§ Data extract:
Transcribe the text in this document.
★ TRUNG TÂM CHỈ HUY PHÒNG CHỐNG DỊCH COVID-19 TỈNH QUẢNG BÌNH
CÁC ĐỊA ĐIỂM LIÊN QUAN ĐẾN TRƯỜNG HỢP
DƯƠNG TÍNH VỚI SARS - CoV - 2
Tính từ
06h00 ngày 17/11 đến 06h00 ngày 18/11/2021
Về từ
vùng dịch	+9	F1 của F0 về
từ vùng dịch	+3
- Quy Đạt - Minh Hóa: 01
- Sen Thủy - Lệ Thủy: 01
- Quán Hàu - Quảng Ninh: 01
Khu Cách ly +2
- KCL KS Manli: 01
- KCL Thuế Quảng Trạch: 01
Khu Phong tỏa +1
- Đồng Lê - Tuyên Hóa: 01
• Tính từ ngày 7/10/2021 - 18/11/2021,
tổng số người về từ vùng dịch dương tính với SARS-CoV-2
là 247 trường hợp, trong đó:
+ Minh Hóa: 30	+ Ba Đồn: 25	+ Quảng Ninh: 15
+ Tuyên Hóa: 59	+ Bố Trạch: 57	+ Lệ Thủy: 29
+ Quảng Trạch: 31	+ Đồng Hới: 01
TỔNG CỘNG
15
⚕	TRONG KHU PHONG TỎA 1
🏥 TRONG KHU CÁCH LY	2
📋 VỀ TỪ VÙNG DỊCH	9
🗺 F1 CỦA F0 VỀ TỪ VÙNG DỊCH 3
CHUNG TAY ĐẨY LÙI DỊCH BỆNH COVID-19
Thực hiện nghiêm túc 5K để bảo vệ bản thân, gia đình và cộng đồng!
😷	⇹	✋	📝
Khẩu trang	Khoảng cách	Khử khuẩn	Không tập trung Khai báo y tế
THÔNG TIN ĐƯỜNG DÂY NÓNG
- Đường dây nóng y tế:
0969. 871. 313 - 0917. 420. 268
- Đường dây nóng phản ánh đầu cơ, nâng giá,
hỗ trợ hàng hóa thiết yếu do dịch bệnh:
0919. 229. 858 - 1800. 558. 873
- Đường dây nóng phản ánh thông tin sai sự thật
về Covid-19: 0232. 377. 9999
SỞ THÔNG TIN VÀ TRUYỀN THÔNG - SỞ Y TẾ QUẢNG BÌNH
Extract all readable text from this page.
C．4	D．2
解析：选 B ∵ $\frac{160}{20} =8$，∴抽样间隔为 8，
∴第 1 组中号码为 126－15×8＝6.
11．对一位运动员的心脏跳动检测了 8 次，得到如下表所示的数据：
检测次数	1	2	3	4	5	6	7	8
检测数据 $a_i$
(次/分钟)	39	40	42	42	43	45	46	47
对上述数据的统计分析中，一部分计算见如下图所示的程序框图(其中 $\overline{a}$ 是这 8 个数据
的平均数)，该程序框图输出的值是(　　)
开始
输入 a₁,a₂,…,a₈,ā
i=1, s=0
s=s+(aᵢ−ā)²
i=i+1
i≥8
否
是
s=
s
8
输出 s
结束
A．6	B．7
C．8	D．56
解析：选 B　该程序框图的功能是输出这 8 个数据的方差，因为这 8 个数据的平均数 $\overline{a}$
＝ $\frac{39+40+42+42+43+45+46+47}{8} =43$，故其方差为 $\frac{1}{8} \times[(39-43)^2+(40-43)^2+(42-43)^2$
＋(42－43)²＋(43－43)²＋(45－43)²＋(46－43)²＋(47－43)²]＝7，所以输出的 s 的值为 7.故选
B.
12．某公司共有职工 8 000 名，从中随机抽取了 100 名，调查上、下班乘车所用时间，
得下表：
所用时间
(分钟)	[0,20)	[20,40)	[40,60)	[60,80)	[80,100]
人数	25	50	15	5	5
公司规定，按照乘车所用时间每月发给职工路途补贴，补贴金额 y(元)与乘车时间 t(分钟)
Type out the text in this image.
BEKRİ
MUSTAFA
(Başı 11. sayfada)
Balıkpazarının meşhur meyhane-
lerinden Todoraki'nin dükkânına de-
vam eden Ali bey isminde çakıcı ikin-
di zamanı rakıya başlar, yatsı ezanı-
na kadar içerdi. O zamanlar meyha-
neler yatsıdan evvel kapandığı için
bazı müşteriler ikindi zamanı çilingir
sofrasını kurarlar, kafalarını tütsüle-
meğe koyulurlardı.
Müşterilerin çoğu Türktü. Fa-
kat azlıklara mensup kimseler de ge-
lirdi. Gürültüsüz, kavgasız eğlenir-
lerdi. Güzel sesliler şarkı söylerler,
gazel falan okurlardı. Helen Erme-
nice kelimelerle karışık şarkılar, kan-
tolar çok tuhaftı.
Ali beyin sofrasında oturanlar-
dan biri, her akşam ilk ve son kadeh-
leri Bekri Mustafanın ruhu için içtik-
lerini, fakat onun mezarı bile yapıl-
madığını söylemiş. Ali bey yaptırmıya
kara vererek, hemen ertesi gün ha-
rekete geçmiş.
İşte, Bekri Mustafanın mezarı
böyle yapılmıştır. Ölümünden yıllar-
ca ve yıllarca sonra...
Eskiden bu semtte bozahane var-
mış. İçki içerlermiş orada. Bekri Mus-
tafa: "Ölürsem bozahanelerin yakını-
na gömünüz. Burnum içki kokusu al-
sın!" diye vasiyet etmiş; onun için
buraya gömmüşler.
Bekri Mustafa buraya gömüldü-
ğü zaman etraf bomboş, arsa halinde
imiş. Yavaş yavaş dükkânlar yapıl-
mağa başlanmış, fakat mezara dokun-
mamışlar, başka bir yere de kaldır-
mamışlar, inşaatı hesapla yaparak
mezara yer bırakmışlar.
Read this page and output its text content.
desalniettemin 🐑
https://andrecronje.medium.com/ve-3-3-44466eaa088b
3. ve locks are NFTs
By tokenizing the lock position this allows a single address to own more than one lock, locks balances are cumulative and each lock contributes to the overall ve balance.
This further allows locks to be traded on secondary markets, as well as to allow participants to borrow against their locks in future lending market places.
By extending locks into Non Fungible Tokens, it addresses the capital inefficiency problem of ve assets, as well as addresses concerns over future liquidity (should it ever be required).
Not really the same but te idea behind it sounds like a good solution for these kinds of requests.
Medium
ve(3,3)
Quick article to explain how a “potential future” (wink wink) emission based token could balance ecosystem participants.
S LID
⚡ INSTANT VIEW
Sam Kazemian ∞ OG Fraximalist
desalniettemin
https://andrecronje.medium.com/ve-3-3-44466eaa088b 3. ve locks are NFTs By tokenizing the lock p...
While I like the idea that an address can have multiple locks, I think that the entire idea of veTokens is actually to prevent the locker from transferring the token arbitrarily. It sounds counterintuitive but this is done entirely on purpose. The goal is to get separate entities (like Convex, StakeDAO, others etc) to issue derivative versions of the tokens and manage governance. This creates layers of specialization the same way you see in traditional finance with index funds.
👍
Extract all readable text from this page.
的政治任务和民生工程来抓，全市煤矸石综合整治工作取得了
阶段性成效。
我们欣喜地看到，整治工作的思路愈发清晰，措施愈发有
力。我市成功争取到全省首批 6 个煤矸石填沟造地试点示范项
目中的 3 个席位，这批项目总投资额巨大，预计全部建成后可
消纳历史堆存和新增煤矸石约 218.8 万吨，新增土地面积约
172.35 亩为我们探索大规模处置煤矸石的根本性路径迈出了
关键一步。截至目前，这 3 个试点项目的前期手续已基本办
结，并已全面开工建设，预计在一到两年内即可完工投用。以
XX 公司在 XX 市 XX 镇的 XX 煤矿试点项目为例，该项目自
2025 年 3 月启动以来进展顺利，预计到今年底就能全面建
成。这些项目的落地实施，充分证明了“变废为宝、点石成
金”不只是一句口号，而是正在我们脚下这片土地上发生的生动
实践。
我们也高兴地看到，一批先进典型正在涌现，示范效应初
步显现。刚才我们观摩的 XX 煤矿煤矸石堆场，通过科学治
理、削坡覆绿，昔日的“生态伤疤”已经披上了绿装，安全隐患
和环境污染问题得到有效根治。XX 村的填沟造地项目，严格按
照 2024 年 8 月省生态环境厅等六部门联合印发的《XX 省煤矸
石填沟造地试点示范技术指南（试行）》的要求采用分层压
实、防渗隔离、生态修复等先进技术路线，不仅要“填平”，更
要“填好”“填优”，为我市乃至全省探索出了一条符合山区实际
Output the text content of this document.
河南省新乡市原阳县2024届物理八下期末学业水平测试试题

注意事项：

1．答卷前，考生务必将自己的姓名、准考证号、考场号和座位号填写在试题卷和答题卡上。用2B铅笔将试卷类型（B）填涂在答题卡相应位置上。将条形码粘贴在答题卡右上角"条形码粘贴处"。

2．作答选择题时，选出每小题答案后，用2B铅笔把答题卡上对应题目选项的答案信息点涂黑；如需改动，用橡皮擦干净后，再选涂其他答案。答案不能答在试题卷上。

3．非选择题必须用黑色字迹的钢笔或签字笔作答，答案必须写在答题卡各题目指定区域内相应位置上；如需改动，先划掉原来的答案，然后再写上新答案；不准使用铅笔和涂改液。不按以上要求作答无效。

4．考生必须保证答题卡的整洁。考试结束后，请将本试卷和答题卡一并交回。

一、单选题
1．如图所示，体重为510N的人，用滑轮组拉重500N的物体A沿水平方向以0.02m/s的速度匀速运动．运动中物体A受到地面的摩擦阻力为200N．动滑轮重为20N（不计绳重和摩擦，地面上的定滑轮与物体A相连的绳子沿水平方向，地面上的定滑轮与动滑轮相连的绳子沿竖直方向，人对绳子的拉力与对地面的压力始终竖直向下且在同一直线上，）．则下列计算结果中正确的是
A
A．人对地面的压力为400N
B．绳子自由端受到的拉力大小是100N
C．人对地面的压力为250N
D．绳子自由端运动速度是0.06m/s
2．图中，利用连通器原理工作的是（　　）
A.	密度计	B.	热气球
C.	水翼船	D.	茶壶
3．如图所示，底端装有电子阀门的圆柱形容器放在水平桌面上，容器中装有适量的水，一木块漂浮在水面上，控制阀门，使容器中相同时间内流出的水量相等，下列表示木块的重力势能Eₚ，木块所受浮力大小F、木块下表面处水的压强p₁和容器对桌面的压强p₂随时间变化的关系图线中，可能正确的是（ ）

§ What you have to do: Tell how many lines of the records above hold the string "buraya". Give no other text.

§ Full answer: 2